=== INPUT RECORDS ===
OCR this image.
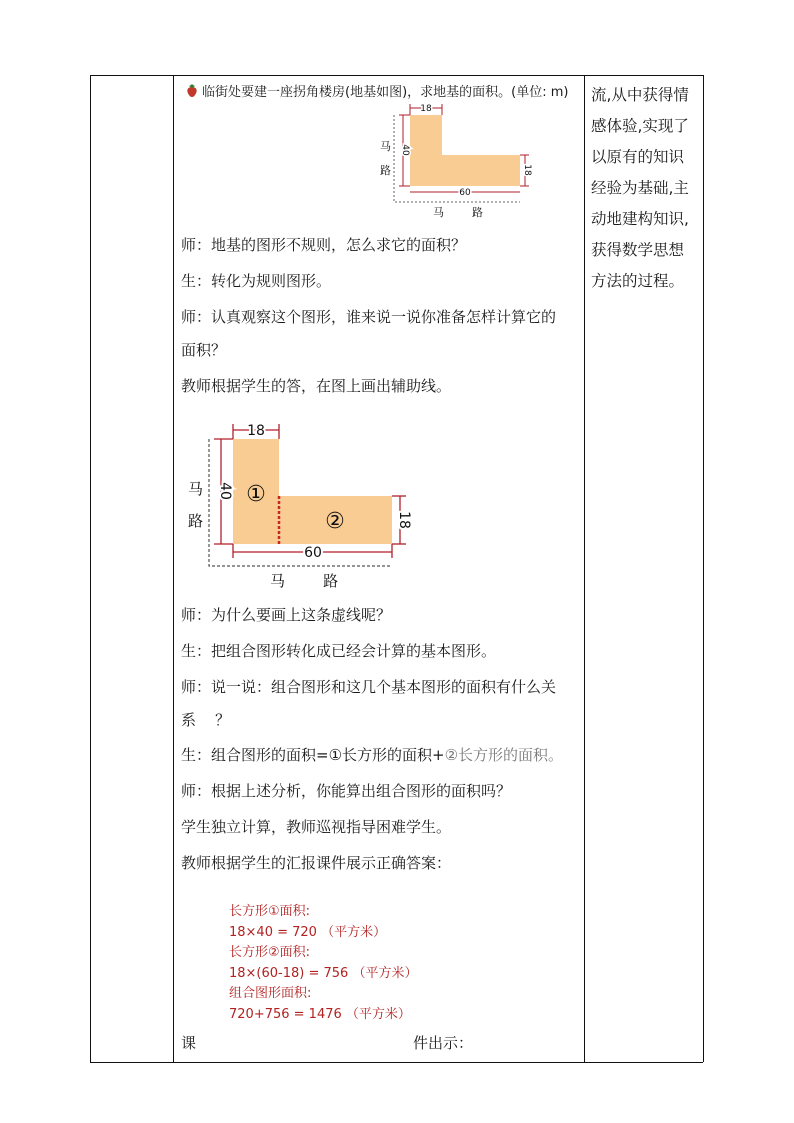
临街处要建一座拐角楼房(地基如图)，求地基的面积。(单位: m)
18
40
18
60
马
路
马        路
师：地基的图形不规则，怎么求它的面积？
生：转化为规则图形。
师：认真观察这个图形，谁来说一说你准备怎样计算它的
面积？
教师根据学生的答，在图上画出辅助线。
18
40
18
60
①
②
马
路
马        路
师：为什么要画上这条虚线呢？
生：把组合图形转化成已经会计算的基本图形。
师：说一说：组合图形和这几个基本图形的面积有什么关
系    ？
生：组合图形的面积=①长方形的面积+②长方形的面积。
师：根据上述分析，你能算出组合图形的面积吗？
学生独立计算，教师巡视指导困难学生。
教师根据学生的汇报课件展示正确答案：
长方形①面积:
18×40 = 720 （平方米）
长方形②面积:
18×(60-18) = 756 （平方米）
组合图形面积:
720+756 = 1476 （平方米）
课	件出示：
流,从中获得情
感体验,实现了
以原有的知识
经验为基础,主
动地建构知识,
获得数学思想
方法的过程。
===
**AIM:**
Quote the records above in full, dropping each picture.

**COMPLETE RESPONSE:**
OCR this image.
临街处要建一座拐角楼房(地基如图)，求地基的面积。(单位: m)
18
40
18
60
马
路
马        路
师：地基的图形不规则，怎么求它的面积？
生：转化为规则图形。
师：认真观察这个图形，谁来说一说你准备怎样计算它的
面积？
教师根据学生的答，在图上画出辅助线。
18
40
18
60
①
②
马
路
马        路
师：为什么要画上这条虚线呢？
生：把组合图形转化成已经会计算的基本图形。
师：说一说：组合图形和这几个基本图形的面积有什么关
系    ？
生：组合图形的面积=①长方形的面积+②长方形的面积。
师：根据上述分析，你能算出组合图形的面积吗？
学生独立计算，教师巡视指导困难学生。
教师根据学生的汇报课件展示正确答案：
长方形①面积:
18×40 = 720 （平方米）
长方形②面积:
18×(60-18) = 756 （平方米）
组合图形面积:
720+756 = 1476 （平方米）
课	件出示：
流,从中获得情
感体验,实现了
以原有的知识
经验为基础,主
动地建构知识,
获得数学思想
方法的过程。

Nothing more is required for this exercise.